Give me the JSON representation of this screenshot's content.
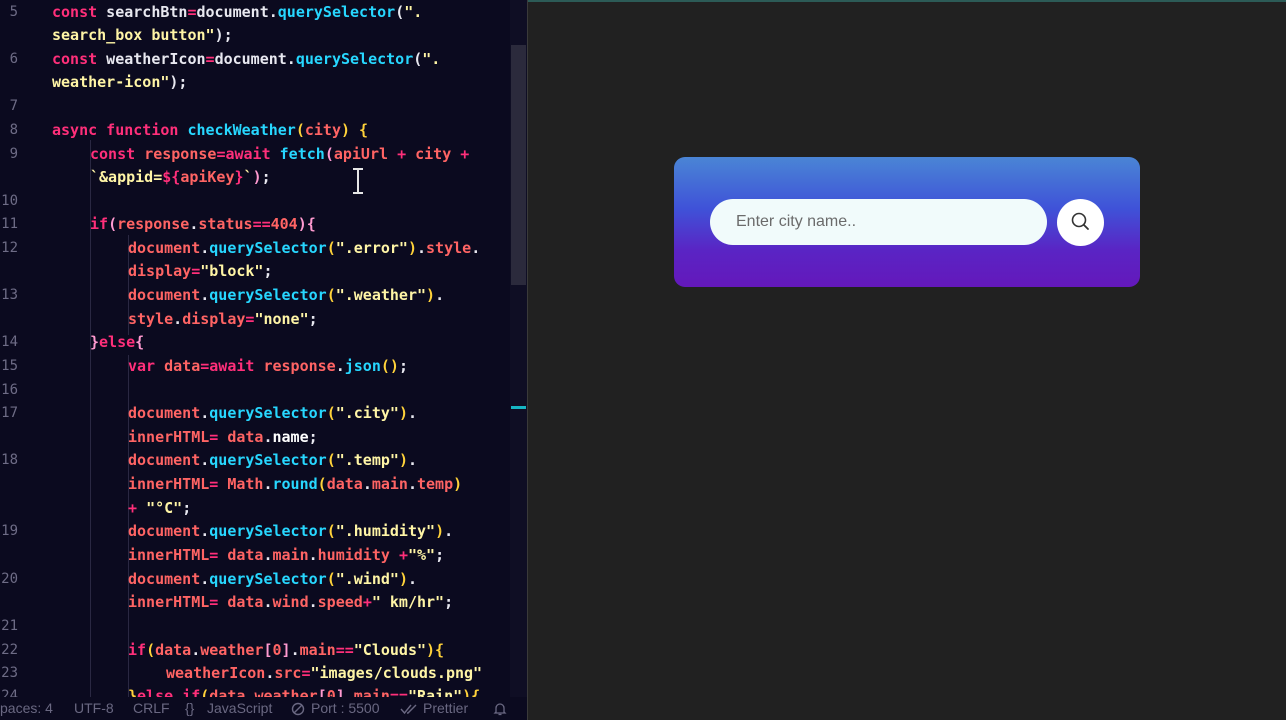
{
  "editor": {
    "line_numbers": [
      "5",
      "6",
      "7",
      "8",
      "9",
      "10",
      "11",
      "12",
      "13",
      "14",
      "15",
      "16",
      "17",
      "18",
      "19",
      "20",
      "21",
      "22",
      "23",
      "24"
    ]
  },
  "preview": {
    "search_placeholder": "Enter city name.."
  },
  "statusbar": {
    "spaces": "paces: 4",
    "encoding": "UTF-8",
    "line_ending": "CRLF",
    "language": "JavaScript",
    "port": "Port : 5500",
    "formatter": "Prettier"
  },
  "icons": {
    "search": "search-icon",
    "language": "braces-icon",
    "port": "circle-slash-icon",
    "formatter": "double-check-icon",
    "notifications": "bell-icon"
  },
  "colors": {
    "editor_bg": "#0b0a1f",
    "preview_bg": "#212121",
    "card_top": "#4a85d5",
    "card_bottom": "#6418bb",
    "keyword": "#ff2f7a",
    "function": "#27d7ff",
    "string": "#fff5a6"
  }
}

★ ★ ★ ★ ★ ★ ★

Written problem —
List every line above that contains the word "language".

Solution to this problem —
    "language": "JavaScript",
    "language": "braces-icon",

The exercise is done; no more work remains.